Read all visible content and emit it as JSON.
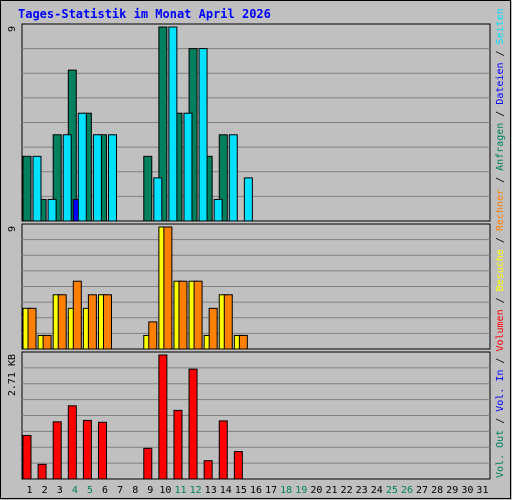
{
  "chart_data": {
    "type": "bar",
    "title": "Tages-Statistik im Monat April 2026",
    "categories": [
      "1",
      "2",
      "3",
      "4",
      "5",
      "6",
      "7",
      "8",
      "9",
      "10",
      "11",
      "12",
      "13",
      "14",
      "15",
      "16",
      "17",
      "18",
      "19",
      "20",
      "21",
      "22",
      "23",
      "24",
      "25",
      "26",
      "27",
      "28",
      "29",
      "30",
      "31"
    ],
    "weekend_days": [
      "4",
      "5",
      "11",
      "12",
      "18",
      "19",
      "25",
      "26"
    ],
    "grid": true,
    "legend_placement": "right (vertical)",
    "panels": [
      {
        "id": "top",
        "ymax_label": "9",
        "ylim": [
          0,
          9
        ],
        "series": [
          {
            "name": "Anfragen",
            "color": "#00805c",
            "values": [
              3,
              1,
              4,
              7,
              5,
              4,
              0,
              0,
              3,
              9,
              5,
              8,
              3,
              4,
              0,
              0,
              0,
              0,
              0,
              0,
              0,
              0,
              0,
              0,
              0,
              0,
              0,
              0,
              0,
              0,
              0
            ]
          },
          {
            "name": "Dateien",
            "color": "#0000ff",
            "values": [
              0,
              0,
              0,
              1,
              0,
              0,
              0,
              0,
              0,
              0,
              0,
              0,
              0,
              0,
              0,
              0,
              0,
              0,
              0,
              0,
              0,
              0,
              0,
              0,
              0,
              0,
              0,
              0,
              0,
              0,
              0
            ]
          },
          {
            "name": "Seiten",
            "color": "#00e0ff",
            "values": [
              3,
              1,
              4,
              5,
              4,
              4,
              0,
              0,
              2,
              9,
              5,
              8,
              1,
              4,
              2,
              0,
              0,
              0,
              0,
              0,
              0,
              0,
              0,
              0,
              0,
              0,
              0,
              0,
              0,
              0,
              0
            ]
          }
        ]
      },
      {
        "id": "middle",
        "ymax_label": "9",
        "ylim": [
          0,
          9
        ],
        "series": [
          {
            "name": "Besuche",
            "color": "#ffff00",
            "values": [
              3,
              1,
              4,
              3,
              3,
              4,
              0,
              0,
              1,
              9,
              5,
              5,
              1,
              4,
              1,
              0,
              0,
              0,
              0,
              0,
              0,
              0,
              0,
              0,
              0,
              0,
              0,
              0,
              0,
              0,
              0
            ]
          },
          {
            "name": "Rechner",
            "color": "#ff8000",
            "values": [
              3,
              1,
              4,
              5,
              4,
              4,
              0,
              0,
              2,
              9,
              5,
              5,
              3,
              4,
              1,
              0,
              0,
              0,
              0,
              0,
              0,
              0,
              0,
              0,
              0,
              0,
              0,
              0,
              0,
              0,
              0
            ]
          }
        ]
      },
      {
        "id": "bottom",
        "ymax_label": "2.71 KB",
        "ylim": [
          0,
          2.71
        ],
        "series": [
          {
            "name": "Volumen",
            "color": "#ff0000",
            "values": [
              0.95,
              0.32,
              1.25,
              1.6,
              1.28,
              1.24,
              0,
              0,
              0.67,
              2.71,
              1.5,
              2.4,
              0.4,
              1.27,
              0.6,
              0,
              0,
              0,
              0,
              0,
              0,
              0,
              0,
              0,
              0,
              0,
              0,
              0,
              0,
              0,
              0
            ]
          }
        ]
      }
    ],
    "legend": {
      "top": [
        {
          "text": "Anfragen",
          "color": "#00805c"
        },
        {
          "text": "Dateien",
          "color": "#0000ff"
        },
        {
          "text": "Seiten",
          "color": "#00e0ff"
        }
      ],
      "middle": [
        {
          "text": "Besuche",
          "color": "#ffff00"
        },
        {
          "text": "Rechner",
          "color": "#ff8000"
        }
      ],
      "bottom": [
        {
          "text": "Vol. Out",
          "color": "#00805c"
        },
        {
          "text": "Vol. In",
          "color": "#0000ff"
        },
        {
          "text": "Volumen",
          "color": "#ff0000"
        }
      ],
      "separator": "/"
    }
  }
}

(WHAT YOU NEED TO DO):
Copy every line of the data exactly as written, excluding the pictures.

(EXERCISE ANSWER):
Read all visible content and emit it as JSON.
{
  "chart_data": {
    "type": "bar",
    "title": "Tages-Statistik im Monat April 2026",
    "categories": [
      "1",
      "2",
      "3",
      "4",
      "5",
      "6",
      "7",
      "8",
      "9",
      "10",
      "11",
      "12",
      "13",
      "14",
      "15",
      "16",
      "17",
      "18",
      "19",
      "20",
      "21",
      "22",
      "23",
      "24",
      "25",
      "26",
      "27",
      "28",
      "29",
      "30",
      "31"
    ],
    "weekend_days": [
      "4",
      "5",
      "11",
      "12",
      "18",
      "19",
      "25",
      "26"
    ],
    "grid": true,
    "legend_placement": "right (vertical)",
    "panels": [
      {
        "id": "top",
        "ymax_label": "9",
        "ylim": [
          0,
          9
        ],
        "series": [
          {
            "name": "Anfragen",
            "color": "#00805c",
            "values": [
              3,
              1,
              4,
              7,
              5,
              4,
              0,
              0,
              3,
              9,
              5,
              8,
              3,
              4,
              0,
              0,
              0,
              0,
              0,
              0,
              0,
              0,
              0,
              0,
              0,
              0,
              0,
              0,
              0,
              0,
              0
            ]
          },
          {
            "name": "Dateien",
            "color": "#0000ff",
            "values": [
              0,
              0,
              0,
              1,
              0,
              0,
              0,
              0,
              0,
              0,
              0,
              0,
              0,
              0,
              0,
              0,
              0,
              0,
              0,
              0,
              0,
              0,
              0,
              0,
              0,
              0,
              0,
              0,
              0,
              0,
              0
            ]
          },
          {
            "name": "Seiten",
            "color": "#00e0ff",
            "values": [
              3,
              1,
              4,
              5,
              4,
              4,
              0,
              0,
              2,
              9,
              5,
              8,
              1,
              4,
              2,
              0,
              0,
              0,
              0,
              0,
              0,
              0,
              0,
              0,
              0,
              0,
              0,
              0,
              0,
              0,
              0
            ]
          }
        ]
      },
      {
        "id": "middle",
        "ymax_label": "9",
        "ylim": [
          0,
          9
        ],
        "series": [
          {
            "name": "Besuche",
            "color": "#ffff00",
            "values": [
              3,
              1,
              4,
              3,
              3,
              4,
              0,
              0,
              1,
              9,
              5,
              5,
              1,
              4,
              1,
              0,
              0,
              0,
              0,
              0,
              0,
              0,
              0,
              0,
              0,
              0,
              0,
              0,
              0,
              0,
              0
            ]
          },
          {
            "name": "Rechner",
            "color": "#ff8000",
            "values": [
              3,
              1,
              4,
              5,
              4,
              4,
              0,
              0,
              2,
              9,
              5,
              5,
              3,
              4,
              1,
              0,
              0,
              0,
              0,
              0,
              0,
              0,
              0,
              0,
              0,
              0,
              0,
              0,
              0,
              0,
              0
            ]
          }
        ]
      },
      {
        "id": "bottom",
        "ymax_label": "2.71 KB",
        "ylim": [
          0,
          2.71
        ],
        "series": [
          {
            "name": "Volumen",
            "color": "#ff0000",
            "values": [
              0.95,
              0.32,
              1.25,
              1.6,
              1.28,
              1.24,
              0,
              0,
              0.67,
              2.71,
              1.5,
              2.4,
              0.4,
              1.27,
              0.6,
              0,
              0,
              0,
              0,
              0,
              0,
              0,
              0,
              0,
              0,
              0,
              0,
              0,
              0,
              0,
              0
            ]
          }
        ]
      }
    ],
    "legend": {
      "top": [
        {
          "text": "Anfragen",
          "color": "#00805c"
        },
        {
          "text": "Dateien",
          "color": "#0000ff"
        },
        {
          "text": "Seiten",
          "color": "#00e0ff"
        }
      ],
      "middle": [
        {
          "text": "Besuche",
          "color": "#ffff00"
        },
        {
          "text": "Rechner",
          "color": "#ff8000"
        }
      ],
      "bottom": [
        {
          "text": "Vol. Out",
          "color": "#00805c"
        },
        {
          "text": "Vol. In",
          "color": "#0000ff"
        },
        {
          "text": "Volumen",
          "color": "#ff0000"
        }
      ],
      "separator": "/"
    }
  }
}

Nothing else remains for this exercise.